## Written exercise
The data must be returned in full and exactly as given.

## Records for this task
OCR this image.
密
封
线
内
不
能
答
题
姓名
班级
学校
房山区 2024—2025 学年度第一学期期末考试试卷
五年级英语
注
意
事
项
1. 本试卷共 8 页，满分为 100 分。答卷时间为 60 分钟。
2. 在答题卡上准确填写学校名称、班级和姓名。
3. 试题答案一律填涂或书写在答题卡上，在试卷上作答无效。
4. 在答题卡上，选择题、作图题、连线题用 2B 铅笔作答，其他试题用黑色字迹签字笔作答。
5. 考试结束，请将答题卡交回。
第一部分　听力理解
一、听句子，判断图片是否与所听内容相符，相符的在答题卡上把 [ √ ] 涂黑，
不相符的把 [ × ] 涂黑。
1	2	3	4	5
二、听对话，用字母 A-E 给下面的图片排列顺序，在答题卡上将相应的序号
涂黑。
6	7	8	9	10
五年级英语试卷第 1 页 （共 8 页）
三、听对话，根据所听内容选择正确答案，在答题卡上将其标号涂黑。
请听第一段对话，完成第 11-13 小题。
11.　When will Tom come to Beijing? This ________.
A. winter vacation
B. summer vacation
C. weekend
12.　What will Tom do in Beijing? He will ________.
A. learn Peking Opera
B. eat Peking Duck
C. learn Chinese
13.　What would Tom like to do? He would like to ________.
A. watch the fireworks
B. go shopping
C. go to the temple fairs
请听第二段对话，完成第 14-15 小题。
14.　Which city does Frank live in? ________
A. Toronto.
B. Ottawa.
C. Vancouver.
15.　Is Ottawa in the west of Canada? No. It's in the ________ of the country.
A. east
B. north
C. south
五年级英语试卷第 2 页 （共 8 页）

## Exercise response
OCR this image.
密
封
线
内
不
能
答
题
姓名
班级
学校
房山区 2024—2025 学年度第一学期期末考试试卷
五年级英语
注
意
事
项
1. 本试卷共 8 页，满分为 100 分。答卷时间为 60 分钟。
2. 在答题卡上准确填写学校名称、班级和姓名。
3. 试题答案一律填涂或书写在答题卡上，在试卷上作答无效。
4. 在答题卡上，选择题、作图题、连线题用 2B 铅笔作答，其他试题用黑色字迹签字笔作答。
5. 考试结束，请将答题卡交回。
第一部分　听力理解
一、听句子，判断图片是否与所听内容相符，相符的在答题卡上把 [ √ ] 涂黑，
不相符的把 [ × ] 涂黑。
1	2	3	4	5
二、听对话，用字母 A-E 给下面的图片排列顺序，在答题卡上将相应的序号
涂黑。
6	7	8	9	10
五年级英语试卷第 1 页 （共 8 页）
三、听对话，根据所听内容选择正确答案，在答题卡上将其标号涂黑。
请听第一段对话，完成第 11-13 小题。
11.　When will Tom come to Beijing? This ________.
A. winter vacation
B. summer vacation
C. weekend
12.　What will Tom do in Beijing? He will ________.
A. learn Peking Opera
B. eat Peking Duck
C. learn Chinese
13.　What would Tom like to do? He would like to ________.
A. watch the fireworks
B. go shopping
C. go to the temple fairs
请听第二段对话，完成第 14-15 小题。
14.　Which city does Frank live in? ________
A. Toronto.
B. Ottawa.
C. Vancouver.
15.　Is Ottawa in the west of Canada? No. It's in the ________ of the country.
A. east
B. north
C. south
五年级英语试卷第 2 页 （共 8 页）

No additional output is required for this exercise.